# Work to be completed:
Read the lines below. Copy out any that hold the string "card".

# Material provided:

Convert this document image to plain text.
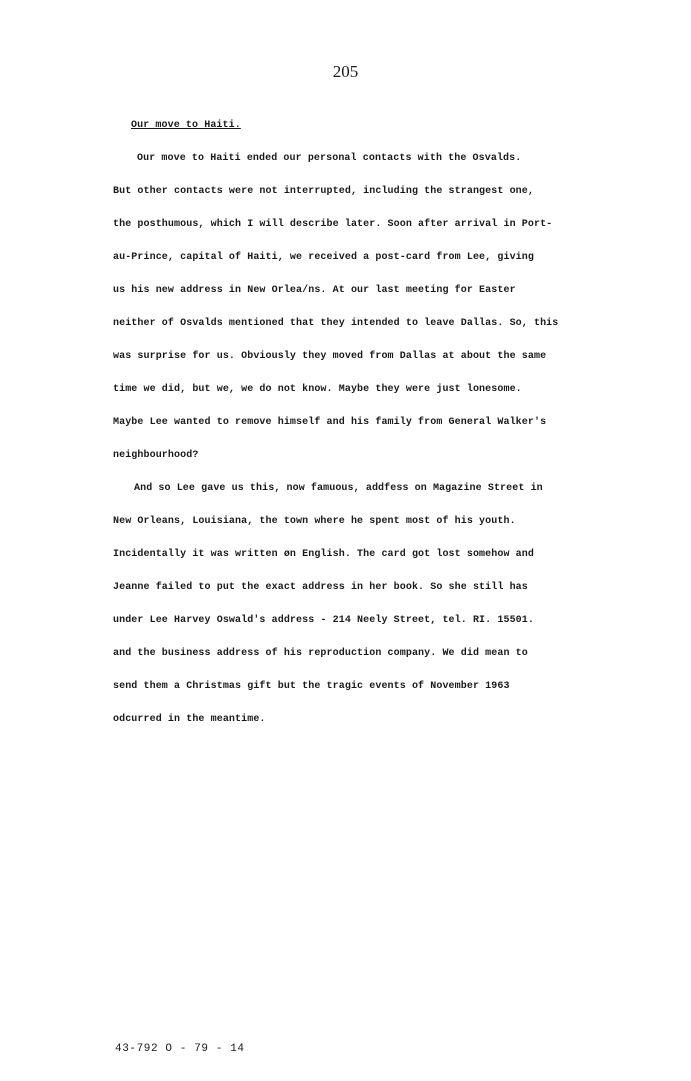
205
Our move to Haiti.
Our move to Haiti ended our personal contacts with the Osvalds.
But other contacts were not interrupted, including the strangest one,
the posthumous, which I will describe later. Soon after arrival in Port-
au-Prince, capital of Haiti, we received a post-card from Lee, giving
us his new address in New Orlea/ns. At our last meeting for Easter
neither of Osvalds mentioned that they intended to leave Dallas. So, this
was surprise for us. Obviously they moved from Dallas at about the same
time we did, but we, we do not know. Maybe they were just lonesome.
Maybe Lee wanted to remove himself and his family from General Walker's
neighbourhood?
And so Lee gave us this, now famuous, addfess on Magazine Street in
New Orleans, Louisiana, the town where he spent most of his youth.
Incidentally it was written øn English. The card got lost somehow and
Jeanne failed to put the exact address in her book. So she still has
under Lee Harvey Oswald's address - 214 Neely Street, tel. RI. 15501.
and the business address of his reproduction company. We did mean to
send them a Christmas gift but the tragic events of November 1963
odcurred in the meantime.
43-792 O - 79 - 14
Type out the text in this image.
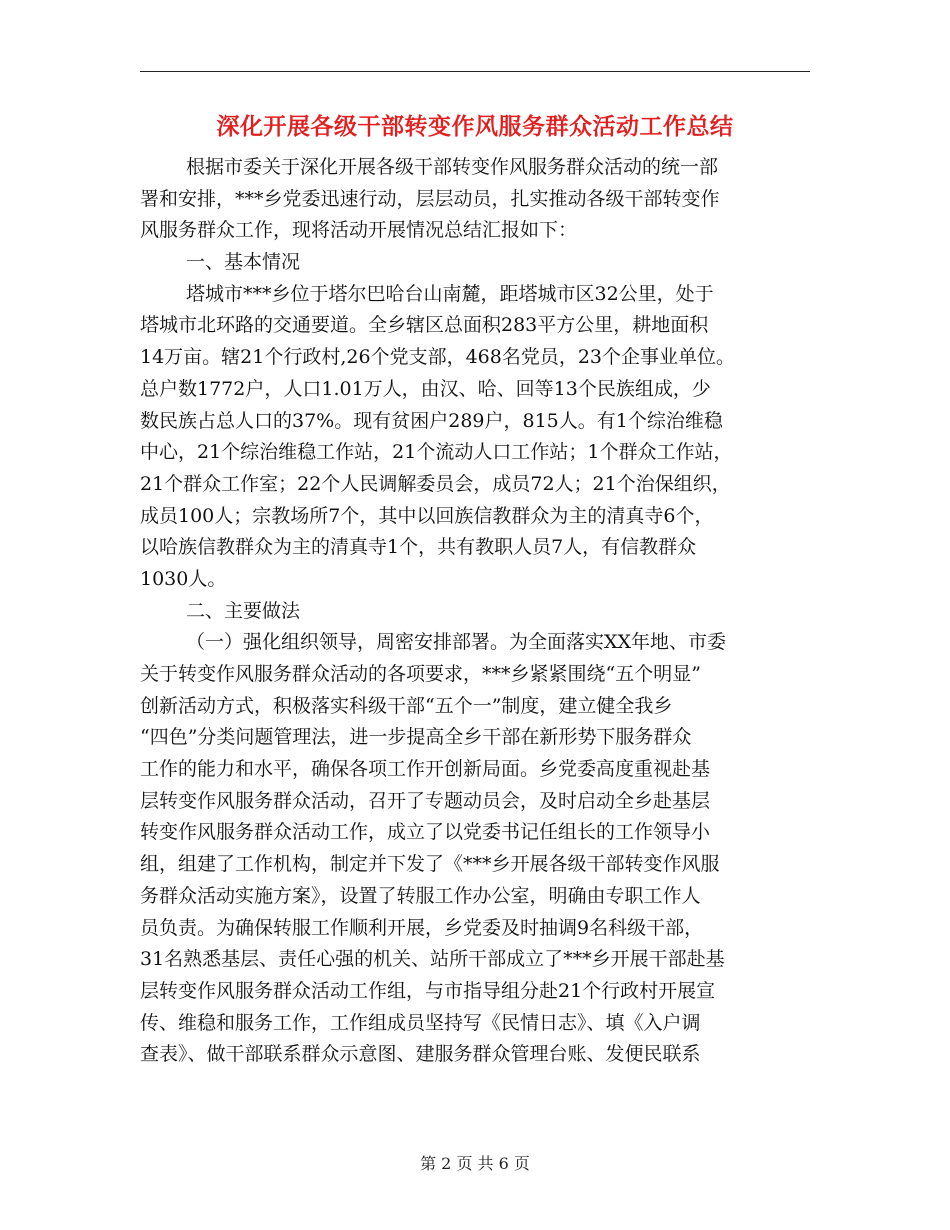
深化开展各级干部转变作风服务群众活动工作总结
根据市委关于深化开展各级干部转变作风服务群众活动的统一部
署和安排，***乡党委迅速行动，层层动员，扎实推动各级干部转变作
风服务群众工作，现将活动开展情况总结汇报如下：
一、基本情况
塔城市***乡位于塔尔巴哈台山南麓，距塔城市区32公里，处于
塔城市北环路的交通要道。全乡辖区总面积283平方公里，耕地面积
14万亩。辖21个行政村,26个党支部，468名党员，23个企事业单位。
总户数1772户，人口1.01万人，由汉、哈、回等13个民族组成，少
数民族占总人口的37%。现有贫困户289户，815人。有1个综治维稳
中心，21个综治维稳工作站，21个流动人口工作站；1个群众工作站，
21个群众工作室；22个人民调解委员会，成员72人；21个治保组织，
成员100人；宗教场所7个，其中以回族信教群众为主的清真寺6个，
以哈族信教群众为主的清真寺1个，共有教职人员7人，有信教群众
1030人。
二、主要做法
（一）强化组织领导，周密安排部署。为全面落实XX年地、市委
关于转变作风服务群众活动的各项要求，***乡紧紧围绕“五个明显”
创新活动方式，积极落实科级干部“五个一”制度，建立健全我乡
“四色”分类问题管理法，进一步提高全乡干部在新形势下服务群众
工作的能力和水平，确保各项工作开创新局面。乡党委高度重视赴基
层转变作风服务群众活动，召开了专题动员会，及时启动全乡赴基层
转变作风服务群众活动工作，成立了以党委书记任组长的工作领导小
组，组建了工作机构，制定并下发了《***乡开展各级干部转变作风服
务群众活动实施方案》，设置了转服工作办公室，明确由专职工作人
员负责。为确保转服工作顺利开展，乡党委及时抽调9名科级干部，
31名熟悉基层、责任心强的机关、站所干部成立了***乡开展干部赴基
层转变作风服务群众活动工作组，与市指导组分赴21个行政村开展宣
传、维稳和服务工作，工作组成员坚持写《民情日志》、填《入户调
查表》、做干部联系群众示意图、建服务群众管理台账、发便民联系
第 2 页 共 6 页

# Solved exercise:
au-Prince, capital of Haiti, we received a post-card from Lee, giving
Incidentally it was written øn English. The card got lost somehow and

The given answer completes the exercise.